━━━━━ RECORDS FOR THE EXERCISE ━━━━━

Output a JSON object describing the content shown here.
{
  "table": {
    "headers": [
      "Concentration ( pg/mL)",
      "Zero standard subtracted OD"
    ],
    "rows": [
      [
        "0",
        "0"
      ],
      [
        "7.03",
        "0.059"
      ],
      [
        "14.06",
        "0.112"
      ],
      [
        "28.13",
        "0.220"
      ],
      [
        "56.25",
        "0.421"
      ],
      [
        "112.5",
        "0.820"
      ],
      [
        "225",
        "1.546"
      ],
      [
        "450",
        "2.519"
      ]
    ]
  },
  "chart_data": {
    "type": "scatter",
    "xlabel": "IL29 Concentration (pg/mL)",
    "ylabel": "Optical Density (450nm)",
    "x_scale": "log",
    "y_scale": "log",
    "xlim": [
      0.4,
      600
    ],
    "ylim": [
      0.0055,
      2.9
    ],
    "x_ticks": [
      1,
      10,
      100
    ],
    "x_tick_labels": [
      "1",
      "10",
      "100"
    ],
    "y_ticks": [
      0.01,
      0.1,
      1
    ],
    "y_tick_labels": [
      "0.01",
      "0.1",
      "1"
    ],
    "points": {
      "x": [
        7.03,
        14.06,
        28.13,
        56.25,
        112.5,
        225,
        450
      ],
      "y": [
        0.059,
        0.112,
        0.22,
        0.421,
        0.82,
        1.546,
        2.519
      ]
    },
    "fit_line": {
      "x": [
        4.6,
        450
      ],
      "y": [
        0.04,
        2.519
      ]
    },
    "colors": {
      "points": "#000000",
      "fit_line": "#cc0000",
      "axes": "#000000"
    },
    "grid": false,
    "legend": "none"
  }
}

━━━━━
━━━━━ RECORDS FOR THE EXERCISE ━━━━━

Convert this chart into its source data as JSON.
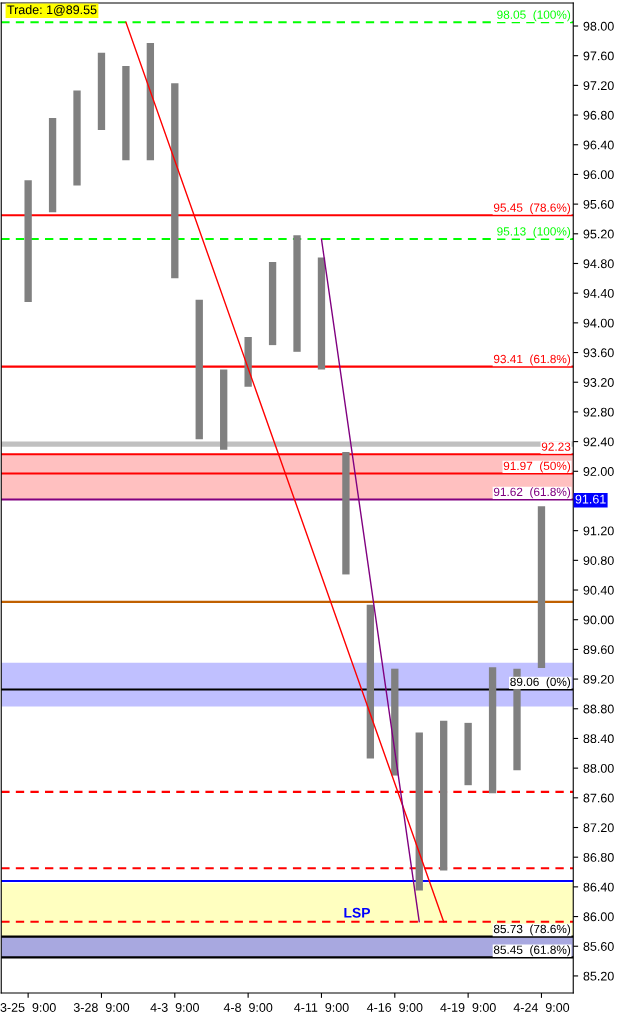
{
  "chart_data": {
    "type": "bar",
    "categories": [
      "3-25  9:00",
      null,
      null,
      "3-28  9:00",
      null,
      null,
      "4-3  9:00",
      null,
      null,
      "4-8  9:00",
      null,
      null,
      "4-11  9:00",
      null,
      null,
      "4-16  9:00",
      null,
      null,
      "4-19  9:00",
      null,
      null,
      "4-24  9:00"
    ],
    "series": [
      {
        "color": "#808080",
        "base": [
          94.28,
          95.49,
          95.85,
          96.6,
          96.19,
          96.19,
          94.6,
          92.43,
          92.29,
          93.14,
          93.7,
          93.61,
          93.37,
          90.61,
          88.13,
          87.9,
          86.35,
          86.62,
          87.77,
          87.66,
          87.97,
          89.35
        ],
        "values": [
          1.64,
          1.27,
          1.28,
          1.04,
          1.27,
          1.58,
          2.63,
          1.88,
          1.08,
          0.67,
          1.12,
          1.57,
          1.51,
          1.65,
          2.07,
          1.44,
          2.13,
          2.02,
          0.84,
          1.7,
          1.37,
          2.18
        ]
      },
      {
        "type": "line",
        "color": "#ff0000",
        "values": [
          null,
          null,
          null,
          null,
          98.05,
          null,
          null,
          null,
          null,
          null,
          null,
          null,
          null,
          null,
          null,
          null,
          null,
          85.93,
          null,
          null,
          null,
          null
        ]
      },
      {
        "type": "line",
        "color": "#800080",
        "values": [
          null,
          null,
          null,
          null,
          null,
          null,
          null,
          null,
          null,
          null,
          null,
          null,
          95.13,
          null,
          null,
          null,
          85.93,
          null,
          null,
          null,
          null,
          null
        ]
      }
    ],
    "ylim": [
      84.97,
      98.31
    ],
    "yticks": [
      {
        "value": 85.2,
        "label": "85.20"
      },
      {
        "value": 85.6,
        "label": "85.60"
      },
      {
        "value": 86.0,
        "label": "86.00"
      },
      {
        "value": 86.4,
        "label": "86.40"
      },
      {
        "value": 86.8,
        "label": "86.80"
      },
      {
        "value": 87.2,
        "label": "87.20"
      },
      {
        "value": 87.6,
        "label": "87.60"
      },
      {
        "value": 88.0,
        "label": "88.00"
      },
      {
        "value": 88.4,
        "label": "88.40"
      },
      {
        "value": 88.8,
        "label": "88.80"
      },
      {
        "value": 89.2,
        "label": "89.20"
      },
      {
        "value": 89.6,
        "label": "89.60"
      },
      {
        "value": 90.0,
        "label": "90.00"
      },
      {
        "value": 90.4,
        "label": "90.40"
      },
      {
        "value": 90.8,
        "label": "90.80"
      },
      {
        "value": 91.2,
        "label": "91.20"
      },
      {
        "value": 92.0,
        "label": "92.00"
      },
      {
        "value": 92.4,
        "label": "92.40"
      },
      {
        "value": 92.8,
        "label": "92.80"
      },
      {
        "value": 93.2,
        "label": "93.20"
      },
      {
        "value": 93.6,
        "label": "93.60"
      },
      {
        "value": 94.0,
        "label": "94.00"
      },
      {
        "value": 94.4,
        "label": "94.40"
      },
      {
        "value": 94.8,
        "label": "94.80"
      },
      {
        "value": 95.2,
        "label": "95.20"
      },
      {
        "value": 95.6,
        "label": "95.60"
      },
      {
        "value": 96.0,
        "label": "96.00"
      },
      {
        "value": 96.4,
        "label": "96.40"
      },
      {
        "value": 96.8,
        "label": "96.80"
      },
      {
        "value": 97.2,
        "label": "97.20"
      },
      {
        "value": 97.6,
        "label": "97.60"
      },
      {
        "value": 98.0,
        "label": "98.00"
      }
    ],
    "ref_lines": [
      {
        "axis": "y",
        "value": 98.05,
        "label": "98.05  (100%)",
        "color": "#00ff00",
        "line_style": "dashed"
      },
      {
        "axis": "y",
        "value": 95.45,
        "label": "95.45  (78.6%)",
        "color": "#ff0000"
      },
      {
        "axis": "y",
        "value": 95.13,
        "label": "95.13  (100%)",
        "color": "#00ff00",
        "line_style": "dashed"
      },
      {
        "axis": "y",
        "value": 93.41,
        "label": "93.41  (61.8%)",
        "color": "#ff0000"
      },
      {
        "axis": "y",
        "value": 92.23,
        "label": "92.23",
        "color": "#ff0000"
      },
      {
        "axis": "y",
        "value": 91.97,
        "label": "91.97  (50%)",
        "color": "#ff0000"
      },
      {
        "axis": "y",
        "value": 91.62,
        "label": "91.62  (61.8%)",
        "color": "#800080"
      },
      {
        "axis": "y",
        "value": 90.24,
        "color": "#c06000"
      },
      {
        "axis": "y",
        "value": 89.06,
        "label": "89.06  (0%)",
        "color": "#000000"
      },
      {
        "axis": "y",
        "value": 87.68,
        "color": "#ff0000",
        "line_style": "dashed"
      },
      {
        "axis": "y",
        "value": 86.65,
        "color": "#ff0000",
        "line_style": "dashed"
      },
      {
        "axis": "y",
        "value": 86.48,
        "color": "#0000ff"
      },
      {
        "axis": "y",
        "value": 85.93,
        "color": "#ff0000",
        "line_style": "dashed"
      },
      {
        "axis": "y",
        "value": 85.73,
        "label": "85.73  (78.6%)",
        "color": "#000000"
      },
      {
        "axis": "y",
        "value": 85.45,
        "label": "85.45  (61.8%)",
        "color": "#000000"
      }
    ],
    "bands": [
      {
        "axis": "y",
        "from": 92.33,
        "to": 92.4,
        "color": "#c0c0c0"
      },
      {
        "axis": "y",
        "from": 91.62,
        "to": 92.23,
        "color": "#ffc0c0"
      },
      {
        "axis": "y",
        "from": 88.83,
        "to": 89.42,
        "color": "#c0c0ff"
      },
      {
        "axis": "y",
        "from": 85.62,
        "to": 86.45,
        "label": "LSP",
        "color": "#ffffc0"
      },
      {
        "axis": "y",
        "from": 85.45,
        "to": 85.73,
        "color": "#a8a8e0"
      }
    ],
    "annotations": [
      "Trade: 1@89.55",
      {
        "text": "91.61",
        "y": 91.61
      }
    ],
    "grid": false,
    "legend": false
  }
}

━━━━━
━━━━━ RECORDS FOR THE EXERCISE ━━━━━

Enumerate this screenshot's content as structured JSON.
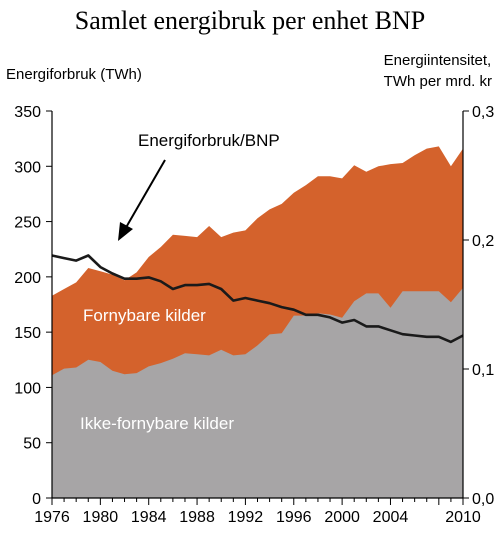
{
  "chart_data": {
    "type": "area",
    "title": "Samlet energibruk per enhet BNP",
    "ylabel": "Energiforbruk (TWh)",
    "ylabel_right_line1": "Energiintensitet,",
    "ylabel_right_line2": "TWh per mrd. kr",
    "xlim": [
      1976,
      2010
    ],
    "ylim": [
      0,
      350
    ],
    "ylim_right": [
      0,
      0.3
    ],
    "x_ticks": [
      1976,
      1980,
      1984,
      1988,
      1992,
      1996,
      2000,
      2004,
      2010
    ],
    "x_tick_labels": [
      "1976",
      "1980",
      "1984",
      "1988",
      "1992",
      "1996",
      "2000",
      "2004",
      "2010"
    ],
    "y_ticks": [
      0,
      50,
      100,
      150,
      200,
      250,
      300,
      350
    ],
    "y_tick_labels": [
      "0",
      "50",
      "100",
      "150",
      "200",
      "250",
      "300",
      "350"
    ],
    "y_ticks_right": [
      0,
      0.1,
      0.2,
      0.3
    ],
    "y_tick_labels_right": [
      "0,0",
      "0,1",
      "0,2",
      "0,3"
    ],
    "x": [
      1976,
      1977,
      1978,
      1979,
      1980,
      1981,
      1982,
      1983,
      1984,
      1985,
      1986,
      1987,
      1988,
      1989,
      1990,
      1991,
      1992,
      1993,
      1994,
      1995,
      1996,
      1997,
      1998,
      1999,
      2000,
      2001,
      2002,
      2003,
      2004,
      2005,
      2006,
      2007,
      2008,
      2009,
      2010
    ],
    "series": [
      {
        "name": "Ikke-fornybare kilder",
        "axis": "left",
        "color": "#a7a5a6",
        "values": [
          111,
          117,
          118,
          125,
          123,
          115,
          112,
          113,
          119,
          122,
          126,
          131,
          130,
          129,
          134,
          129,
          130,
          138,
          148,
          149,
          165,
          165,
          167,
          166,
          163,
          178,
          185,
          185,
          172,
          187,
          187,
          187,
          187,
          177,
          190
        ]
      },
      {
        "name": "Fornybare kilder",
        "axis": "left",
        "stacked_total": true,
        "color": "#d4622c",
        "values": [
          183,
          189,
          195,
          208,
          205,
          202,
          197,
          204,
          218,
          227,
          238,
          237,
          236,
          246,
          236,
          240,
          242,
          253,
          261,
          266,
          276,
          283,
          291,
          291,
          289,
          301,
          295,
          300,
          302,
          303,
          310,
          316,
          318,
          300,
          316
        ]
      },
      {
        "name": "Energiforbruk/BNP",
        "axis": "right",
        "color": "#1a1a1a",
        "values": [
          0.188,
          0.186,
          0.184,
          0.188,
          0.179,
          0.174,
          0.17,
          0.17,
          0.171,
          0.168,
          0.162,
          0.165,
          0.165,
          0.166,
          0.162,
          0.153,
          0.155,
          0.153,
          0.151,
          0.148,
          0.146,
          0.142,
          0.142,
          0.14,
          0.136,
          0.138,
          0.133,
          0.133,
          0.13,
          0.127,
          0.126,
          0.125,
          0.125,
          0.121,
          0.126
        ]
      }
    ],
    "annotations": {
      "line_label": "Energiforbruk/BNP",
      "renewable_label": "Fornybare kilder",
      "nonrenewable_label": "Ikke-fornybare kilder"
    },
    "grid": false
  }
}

━━━━━

> [DO THIS]:
Scan the lines for the string "kilder". Copy out each line that matches.

> [SOLUTION TO THIS EXERCISE]:
        "name": "Ikke-fornybare kilder",
        "name": "Fornybare kilder",
      "renewable_label": "Fornybare kilder",
      "nonrenewable_label": "Ikke-fornybare kilder"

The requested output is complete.